Dataset excerpts
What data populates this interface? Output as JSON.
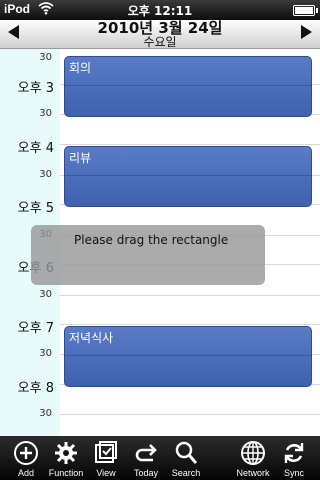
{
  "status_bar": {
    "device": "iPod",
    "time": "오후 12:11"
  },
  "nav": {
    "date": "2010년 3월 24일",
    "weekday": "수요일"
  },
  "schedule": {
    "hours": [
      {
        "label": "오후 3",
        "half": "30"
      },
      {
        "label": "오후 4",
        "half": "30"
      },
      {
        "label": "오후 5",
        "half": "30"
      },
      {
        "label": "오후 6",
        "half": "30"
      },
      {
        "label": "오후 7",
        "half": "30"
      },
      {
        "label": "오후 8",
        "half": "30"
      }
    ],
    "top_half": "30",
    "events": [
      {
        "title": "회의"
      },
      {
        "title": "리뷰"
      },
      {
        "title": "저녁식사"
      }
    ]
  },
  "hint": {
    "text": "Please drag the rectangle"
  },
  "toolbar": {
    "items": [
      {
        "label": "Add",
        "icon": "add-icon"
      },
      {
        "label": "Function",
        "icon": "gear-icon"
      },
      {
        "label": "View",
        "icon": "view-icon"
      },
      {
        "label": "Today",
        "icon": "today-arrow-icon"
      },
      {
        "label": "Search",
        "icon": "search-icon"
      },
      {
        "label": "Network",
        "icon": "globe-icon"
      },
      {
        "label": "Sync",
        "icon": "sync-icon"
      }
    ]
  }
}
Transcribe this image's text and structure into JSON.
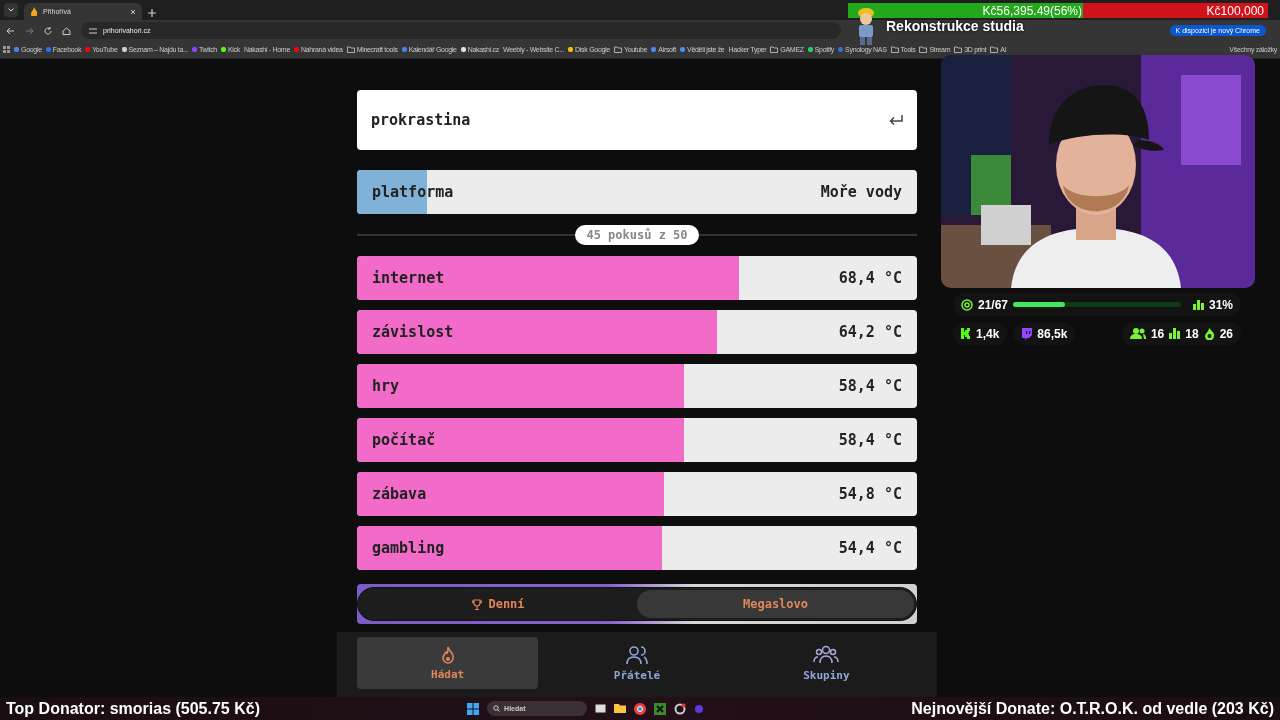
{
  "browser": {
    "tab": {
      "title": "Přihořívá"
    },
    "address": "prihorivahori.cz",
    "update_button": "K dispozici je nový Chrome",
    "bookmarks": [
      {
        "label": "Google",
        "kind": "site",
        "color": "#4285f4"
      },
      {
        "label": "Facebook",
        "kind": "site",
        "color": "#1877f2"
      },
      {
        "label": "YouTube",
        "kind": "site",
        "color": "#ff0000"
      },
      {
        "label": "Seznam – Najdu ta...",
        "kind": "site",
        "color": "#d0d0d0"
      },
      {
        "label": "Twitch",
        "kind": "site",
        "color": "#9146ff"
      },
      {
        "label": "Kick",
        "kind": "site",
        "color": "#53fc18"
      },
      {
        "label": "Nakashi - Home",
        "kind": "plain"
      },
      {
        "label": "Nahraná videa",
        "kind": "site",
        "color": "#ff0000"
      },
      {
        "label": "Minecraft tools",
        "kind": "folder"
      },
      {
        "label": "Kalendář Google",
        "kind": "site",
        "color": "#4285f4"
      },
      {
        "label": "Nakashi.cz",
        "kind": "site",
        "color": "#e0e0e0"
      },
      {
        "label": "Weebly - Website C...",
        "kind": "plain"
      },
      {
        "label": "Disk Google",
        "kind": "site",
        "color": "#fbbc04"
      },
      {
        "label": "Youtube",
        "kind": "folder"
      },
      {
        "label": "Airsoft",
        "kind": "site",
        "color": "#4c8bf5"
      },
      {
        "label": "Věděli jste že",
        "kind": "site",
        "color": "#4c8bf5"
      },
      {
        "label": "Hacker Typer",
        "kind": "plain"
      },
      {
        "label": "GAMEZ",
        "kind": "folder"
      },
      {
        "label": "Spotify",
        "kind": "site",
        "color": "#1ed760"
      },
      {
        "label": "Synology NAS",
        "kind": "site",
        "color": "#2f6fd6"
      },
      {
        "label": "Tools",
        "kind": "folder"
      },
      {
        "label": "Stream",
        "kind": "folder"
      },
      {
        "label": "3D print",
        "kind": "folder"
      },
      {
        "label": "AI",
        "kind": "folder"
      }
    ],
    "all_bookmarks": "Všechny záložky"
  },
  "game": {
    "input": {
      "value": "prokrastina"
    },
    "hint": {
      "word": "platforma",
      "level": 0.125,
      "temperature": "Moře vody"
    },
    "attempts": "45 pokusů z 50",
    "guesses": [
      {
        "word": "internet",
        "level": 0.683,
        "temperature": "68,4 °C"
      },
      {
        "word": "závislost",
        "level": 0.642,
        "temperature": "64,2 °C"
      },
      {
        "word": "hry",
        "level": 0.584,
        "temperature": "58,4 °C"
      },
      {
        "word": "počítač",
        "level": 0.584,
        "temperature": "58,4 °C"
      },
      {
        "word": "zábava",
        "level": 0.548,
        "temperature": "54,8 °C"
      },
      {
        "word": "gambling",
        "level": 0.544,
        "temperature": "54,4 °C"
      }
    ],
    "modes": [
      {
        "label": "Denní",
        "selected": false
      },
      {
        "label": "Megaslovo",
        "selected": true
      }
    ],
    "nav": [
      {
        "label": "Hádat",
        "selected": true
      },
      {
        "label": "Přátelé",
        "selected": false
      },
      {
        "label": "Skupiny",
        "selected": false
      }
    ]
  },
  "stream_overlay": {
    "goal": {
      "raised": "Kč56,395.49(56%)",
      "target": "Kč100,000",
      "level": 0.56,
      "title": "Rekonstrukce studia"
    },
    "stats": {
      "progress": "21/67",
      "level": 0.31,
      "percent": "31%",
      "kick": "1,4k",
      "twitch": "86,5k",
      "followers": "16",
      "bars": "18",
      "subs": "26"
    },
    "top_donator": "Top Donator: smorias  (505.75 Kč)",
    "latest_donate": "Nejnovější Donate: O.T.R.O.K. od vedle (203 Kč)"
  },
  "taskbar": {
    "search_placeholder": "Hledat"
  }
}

Set task
Check each line of the records above for the string "this", and report every line that has it.

Exercise result
What data populates this interface? Output as JSON.
Transcribe this image's text and structure into JSON.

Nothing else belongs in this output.